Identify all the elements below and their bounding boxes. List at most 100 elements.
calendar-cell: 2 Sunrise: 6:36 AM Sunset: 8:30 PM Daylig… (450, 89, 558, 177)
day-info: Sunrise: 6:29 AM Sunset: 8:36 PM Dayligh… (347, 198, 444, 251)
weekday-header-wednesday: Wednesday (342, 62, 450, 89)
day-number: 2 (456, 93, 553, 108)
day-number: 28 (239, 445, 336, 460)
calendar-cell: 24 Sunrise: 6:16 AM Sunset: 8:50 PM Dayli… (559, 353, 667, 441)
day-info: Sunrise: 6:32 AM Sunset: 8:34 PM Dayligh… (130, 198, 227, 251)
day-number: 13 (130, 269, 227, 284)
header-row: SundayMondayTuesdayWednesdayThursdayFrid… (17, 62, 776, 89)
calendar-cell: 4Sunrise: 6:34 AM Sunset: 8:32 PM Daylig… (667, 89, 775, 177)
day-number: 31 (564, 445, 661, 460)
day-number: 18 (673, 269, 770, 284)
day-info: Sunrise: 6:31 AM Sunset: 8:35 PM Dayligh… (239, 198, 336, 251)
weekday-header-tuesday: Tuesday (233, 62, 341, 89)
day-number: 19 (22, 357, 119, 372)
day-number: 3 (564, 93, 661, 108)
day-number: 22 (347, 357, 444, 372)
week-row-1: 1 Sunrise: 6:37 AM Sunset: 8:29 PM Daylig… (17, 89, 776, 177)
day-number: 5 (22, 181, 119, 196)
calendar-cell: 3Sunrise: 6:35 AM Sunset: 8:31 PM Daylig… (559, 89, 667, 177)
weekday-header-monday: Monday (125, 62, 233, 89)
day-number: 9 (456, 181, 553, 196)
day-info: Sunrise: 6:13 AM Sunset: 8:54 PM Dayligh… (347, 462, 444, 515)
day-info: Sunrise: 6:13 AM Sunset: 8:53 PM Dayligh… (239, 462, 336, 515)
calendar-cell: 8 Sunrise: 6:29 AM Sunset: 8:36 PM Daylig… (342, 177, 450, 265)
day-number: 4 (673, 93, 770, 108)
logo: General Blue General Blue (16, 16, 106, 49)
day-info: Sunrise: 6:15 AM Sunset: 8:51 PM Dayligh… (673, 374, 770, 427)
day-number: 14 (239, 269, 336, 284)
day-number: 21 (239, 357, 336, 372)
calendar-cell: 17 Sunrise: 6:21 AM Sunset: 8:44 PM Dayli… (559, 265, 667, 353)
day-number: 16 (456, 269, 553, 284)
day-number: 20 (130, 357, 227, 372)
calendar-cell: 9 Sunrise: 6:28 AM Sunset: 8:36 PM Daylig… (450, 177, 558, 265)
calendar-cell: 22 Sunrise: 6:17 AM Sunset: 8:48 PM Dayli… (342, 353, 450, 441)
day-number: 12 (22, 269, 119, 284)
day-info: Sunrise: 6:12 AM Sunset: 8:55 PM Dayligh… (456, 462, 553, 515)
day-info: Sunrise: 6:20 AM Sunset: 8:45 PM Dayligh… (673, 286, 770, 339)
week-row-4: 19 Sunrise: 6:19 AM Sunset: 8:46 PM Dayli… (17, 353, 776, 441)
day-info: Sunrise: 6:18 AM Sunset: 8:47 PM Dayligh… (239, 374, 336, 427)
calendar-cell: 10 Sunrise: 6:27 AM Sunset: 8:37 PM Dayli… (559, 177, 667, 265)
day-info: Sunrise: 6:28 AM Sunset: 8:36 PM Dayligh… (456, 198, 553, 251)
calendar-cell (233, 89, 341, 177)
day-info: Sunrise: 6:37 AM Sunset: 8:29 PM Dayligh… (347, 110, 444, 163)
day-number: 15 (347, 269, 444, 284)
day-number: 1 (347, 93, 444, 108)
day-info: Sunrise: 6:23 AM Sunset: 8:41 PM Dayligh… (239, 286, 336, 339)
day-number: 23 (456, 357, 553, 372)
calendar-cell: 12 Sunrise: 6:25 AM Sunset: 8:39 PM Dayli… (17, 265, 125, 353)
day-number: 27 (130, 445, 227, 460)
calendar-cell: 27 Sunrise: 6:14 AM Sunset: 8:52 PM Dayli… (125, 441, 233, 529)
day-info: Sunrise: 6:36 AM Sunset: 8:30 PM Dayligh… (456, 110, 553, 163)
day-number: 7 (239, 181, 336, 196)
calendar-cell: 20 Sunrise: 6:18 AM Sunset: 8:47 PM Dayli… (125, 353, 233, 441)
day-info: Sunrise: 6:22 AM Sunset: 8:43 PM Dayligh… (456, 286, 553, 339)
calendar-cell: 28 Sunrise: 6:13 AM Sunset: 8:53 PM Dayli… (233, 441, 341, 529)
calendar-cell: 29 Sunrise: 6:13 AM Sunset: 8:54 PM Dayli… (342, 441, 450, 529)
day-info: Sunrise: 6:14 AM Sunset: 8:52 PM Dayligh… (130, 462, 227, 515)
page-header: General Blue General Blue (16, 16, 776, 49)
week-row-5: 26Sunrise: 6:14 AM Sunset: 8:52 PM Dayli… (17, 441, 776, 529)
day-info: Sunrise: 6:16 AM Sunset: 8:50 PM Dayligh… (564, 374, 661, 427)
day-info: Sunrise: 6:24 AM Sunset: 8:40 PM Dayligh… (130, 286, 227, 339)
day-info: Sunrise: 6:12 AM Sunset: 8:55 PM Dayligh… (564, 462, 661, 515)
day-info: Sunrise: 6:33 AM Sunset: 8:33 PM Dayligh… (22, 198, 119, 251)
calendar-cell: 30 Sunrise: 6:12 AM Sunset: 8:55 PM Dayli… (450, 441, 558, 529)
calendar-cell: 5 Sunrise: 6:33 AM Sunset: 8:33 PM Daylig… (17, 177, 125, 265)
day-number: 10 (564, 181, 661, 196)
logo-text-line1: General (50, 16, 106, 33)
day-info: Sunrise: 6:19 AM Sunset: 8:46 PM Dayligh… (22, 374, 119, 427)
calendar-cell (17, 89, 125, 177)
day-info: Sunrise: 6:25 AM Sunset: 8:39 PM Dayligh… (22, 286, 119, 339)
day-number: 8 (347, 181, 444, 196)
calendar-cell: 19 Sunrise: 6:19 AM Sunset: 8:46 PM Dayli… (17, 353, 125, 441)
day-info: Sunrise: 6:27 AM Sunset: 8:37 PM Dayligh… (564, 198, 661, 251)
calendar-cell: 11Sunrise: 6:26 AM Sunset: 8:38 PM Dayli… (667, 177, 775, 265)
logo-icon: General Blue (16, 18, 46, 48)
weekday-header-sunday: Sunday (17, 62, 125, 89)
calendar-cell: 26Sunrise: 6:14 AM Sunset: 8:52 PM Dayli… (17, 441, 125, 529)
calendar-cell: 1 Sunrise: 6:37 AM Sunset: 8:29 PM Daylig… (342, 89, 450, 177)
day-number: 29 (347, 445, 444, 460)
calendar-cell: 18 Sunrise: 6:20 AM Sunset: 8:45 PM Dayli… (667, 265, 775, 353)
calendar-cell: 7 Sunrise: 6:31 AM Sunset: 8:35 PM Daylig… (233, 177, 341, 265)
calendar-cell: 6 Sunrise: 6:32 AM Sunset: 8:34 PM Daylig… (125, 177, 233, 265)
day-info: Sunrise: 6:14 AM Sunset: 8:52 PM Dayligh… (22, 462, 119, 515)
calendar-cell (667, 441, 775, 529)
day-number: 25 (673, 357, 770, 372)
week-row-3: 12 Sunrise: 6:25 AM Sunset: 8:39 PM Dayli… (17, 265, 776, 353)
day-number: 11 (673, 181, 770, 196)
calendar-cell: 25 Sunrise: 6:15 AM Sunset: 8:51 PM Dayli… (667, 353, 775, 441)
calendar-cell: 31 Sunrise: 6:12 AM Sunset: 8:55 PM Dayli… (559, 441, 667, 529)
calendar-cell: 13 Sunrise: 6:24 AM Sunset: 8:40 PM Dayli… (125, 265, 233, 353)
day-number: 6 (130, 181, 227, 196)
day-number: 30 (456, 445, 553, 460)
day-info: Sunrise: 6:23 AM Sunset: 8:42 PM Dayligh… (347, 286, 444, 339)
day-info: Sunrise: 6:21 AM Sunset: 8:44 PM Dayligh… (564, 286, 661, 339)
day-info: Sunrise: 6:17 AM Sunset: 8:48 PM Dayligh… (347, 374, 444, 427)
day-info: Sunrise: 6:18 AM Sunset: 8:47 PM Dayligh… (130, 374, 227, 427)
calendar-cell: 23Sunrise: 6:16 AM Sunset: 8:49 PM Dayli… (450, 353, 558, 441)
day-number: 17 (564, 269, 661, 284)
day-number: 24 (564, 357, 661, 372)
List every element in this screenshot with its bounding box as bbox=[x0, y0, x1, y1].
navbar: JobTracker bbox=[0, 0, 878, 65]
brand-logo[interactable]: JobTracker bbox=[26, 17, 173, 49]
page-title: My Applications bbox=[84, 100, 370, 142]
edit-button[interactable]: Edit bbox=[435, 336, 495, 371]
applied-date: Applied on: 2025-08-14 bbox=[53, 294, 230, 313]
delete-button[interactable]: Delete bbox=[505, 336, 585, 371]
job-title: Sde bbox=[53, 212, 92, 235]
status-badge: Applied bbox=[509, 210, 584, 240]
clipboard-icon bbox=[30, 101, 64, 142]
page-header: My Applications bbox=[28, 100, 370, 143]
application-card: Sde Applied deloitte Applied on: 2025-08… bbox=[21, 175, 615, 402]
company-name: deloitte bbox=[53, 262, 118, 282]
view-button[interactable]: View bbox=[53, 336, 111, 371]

# Goal
Write out the data word for word, beginning at its first line and ending with the line that contains "62, 776, 89)", including that line.

# Exercise answer
Identify all the elements below and their bounding boxes. List at most 100 elements.
calendar-cell: 2 Sunrise: 6:36 AM Sunset: 8:30 PM Daylig… (450, 89, 558, 177)
day-info: Sunrise: 6:29 AM Sunset: 8:36 PM Dayligh… (347, 198, 444, 251)
weekday-header-wednesday: Wednesday (342, 62, 450, 89)
day-number: 2 (456, 93, 553, 108)
day-number: 28 (239, 445, 336, 460)
calendar-cell: 24 Sunrise: 6:16 AM Sunset: 8:50 PM Dayli… (559, 353, 667, 441)
day-info: Sunrise: 6:32 AM Sunset: 8:34 PM Dayligh… (130, 198, 227, 251)
day-number: 13 (130, 269, 227, 284)
header-row: SundayMondayTuesdayWednesdayThursdayFrid… (17, 62, 776, 89)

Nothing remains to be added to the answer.